WRITTEN TASK ▸
Using the data below, copy each line that includes the word "JSON".
[Begin EXERCISE DATA]
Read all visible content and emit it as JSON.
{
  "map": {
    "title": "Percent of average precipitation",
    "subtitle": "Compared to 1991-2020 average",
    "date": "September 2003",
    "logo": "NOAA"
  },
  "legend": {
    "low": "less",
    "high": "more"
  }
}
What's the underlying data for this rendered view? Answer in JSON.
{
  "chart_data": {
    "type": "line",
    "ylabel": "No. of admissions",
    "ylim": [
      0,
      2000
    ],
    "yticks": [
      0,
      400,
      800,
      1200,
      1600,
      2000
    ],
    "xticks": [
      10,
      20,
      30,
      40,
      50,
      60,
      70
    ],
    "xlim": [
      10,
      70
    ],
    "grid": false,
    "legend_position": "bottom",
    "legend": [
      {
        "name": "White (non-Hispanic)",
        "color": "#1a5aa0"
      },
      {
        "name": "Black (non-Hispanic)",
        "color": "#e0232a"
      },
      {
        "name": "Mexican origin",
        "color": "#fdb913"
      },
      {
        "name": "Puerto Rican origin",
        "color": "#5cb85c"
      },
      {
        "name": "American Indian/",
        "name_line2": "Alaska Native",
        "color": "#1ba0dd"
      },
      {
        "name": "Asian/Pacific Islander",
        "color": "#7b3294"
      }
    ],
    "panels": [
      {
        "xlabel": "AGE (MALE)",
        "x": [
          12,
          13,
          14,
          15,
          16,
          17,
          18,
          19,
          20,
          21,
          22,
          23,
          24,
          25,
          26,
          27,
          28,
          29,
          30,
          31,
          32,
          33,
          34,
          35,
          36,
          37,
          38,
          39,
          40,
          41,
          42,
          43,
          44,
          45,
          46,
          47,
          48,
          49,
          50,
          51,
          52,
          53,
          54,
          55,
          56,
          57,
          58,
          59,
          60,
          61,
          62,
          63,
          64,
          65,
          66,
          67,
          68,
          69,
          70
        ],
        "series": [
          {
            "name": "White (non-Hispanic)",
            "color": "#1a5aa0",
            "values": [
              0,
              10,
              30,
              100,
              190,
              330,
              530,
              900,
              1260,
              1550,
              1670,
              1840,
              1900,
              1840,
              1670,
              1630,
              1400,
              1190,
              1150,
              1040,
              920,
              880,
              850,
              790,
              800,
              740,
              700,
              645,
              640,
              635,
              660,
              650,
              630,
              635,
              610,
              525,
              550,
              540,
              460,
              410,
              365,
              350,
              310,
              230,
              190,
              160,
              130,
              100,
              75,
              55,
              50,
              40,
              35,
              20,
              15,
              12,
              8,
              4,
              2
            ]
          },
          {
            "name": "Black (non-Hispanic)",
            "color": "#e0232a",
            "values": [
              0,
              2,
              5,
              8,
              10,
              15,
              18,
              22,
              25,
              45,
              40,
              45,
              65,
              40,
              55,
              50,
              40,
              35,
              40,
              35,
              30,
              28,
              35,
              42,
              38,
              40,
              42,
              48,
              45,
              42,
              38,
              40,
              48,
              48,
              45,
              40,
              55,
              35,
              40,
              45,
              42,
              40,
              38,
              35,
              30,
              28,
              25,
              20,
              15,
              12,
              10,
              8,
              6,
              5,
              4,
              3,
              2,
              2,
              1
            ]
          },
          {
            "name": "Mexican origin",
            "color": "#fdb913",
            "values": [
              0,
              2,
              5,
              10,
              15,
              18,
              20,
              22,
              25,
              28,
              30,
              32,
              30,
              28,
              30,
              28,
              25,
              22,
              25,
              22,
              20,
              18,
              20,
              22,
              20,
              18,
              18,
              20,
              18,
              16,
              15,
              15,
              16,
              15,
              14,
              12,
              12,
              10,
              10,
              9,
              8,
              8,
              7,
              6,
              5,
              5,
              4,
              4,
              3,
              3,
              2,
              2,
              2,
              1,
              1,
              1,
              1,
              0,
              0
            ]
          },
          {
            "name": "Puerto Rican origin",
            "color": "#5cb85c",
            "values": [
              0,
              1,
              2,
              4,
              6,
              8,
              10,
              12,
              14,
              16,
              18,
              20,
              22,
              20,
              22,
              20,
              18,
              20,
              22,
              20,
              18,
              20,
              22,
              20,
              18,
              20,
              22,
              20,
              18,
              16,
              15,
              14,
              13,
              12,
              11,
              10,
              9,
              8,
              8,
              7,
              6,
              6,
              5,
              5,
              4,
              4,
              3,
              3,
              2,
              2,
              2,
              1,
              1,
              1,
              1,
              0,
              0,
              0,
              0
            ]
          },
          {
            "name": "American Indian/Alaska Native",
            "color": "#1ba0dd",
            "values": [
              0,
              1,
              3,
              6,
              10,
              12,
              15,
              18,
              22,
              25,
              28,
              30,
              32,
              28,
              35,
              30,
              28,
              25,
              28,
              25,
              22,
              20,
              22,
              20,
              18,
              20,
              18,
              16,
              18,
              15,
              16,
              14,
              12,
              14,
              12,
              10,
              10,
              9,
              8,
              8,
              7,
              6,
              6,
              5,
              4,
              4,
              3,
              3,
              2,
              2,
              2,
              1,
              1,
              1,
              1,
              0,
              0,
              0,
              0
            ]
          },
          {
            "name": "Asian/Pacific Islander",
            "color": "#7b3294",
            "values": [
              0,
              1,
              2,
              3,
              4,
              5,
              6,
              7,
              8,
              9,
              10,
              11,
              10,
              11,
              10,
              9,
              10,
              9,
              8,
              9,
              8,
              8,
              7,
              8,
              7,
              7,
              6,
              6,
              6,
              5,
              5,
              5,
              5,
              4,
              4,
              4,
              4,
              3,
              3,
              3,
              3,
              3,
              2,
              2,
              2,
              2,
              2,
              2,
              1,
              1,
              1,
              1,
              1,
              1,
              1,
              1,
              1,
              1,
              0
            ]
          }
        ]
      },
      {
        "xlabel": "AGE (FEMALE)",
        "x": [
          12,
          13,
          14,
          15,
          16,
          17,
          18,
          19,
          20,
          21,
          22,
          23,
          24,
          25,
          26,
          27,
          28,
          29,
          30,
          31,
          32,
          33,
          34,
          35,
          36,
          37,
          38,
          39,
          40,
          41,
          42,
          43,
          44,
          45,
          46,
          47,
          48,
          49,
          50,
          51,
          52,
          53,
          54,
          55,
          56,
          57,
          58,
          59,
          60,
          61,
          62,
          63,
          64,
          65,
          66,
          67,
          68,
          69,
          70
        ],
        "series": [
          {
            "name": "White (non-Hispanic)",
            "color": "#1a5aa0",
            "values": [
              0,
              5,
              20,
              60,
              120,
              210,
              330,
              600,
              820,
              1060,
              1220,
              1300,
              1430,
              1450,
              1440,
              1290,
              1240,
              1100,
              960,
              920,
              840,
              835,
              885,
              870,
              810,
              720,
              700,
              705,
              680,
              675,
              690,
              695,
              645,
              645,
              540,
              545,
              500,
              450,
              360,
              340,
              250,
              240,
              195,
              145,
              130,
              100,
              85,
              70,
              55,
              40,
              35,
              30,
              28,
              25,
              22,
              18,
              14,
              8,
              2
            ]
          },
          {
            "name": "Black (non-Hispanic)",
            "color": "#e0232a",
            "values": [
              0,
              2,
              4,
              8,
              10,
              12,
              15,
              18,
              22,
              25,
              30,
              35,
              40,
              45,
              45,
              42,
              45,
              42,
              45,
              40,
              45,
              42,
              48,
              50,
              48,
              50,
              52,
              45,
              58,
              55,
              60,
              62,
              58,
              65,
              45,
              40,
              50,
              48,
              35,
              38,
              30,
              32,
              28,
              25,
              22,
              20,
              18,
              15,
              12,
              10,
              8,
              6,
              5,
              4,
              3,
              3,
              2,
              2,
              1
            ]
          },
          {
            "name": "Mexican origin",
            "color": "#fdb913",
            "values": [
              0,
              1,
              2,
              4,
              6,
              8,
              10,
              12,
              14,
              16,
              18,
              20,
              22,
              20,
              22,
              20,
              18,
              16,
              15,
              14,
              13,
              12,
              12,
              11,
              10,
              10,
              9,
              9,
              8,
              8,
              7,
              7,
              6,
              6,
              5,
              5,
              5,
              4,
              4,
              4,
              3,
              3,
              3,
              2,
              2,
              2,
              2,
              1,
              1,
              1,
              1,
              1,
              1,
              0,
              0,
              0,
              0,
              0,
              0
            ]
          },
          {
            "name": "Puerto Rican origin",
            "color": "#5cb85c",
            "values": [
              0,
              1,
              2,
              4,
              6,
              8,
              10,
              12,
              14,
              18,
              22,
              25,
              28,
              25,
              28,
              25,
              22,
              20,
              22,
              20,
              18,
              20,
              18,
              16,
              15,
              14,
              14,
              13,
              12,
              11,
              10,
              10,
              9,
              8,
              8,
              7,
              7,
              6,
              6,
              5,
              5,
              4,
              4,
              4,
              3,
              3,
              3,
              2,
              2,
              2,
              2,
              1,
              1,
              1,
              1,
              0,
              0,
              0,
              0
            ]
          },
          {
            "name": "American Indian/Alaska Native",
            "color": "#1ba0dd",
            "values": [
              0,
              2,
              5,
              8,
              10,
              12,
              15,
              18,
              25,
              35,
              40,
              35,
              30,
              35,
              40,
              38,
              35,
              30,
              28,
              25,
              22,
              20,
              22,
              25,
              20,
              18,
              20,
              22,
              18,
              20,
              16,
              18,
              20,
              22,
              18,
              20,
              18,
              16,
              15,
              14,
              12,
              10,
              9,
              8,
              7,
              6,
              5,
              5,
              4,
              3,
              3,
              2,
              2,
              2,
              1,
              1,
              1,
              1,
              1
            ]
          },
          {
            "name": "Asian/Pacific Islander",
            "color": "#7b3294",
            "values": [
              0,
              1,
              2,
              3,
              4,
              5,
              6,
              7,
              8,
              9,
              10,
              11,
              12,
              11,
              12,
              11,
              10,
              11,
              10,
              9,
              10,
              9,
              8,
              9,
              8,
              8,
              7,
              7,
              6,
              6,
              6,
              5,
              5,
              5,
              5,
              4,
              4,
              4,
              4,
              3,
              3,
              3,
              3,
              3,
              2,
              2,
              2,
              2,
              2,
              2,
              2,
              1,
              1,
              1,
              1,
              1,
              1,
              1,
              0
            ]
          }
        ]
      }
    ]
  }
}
[End EXERCISE DATA]
WRITTEN REPLY ▸
Read all visible content and emit it as JSON.
What's the underlying data for this rendered view? Answer in JSON.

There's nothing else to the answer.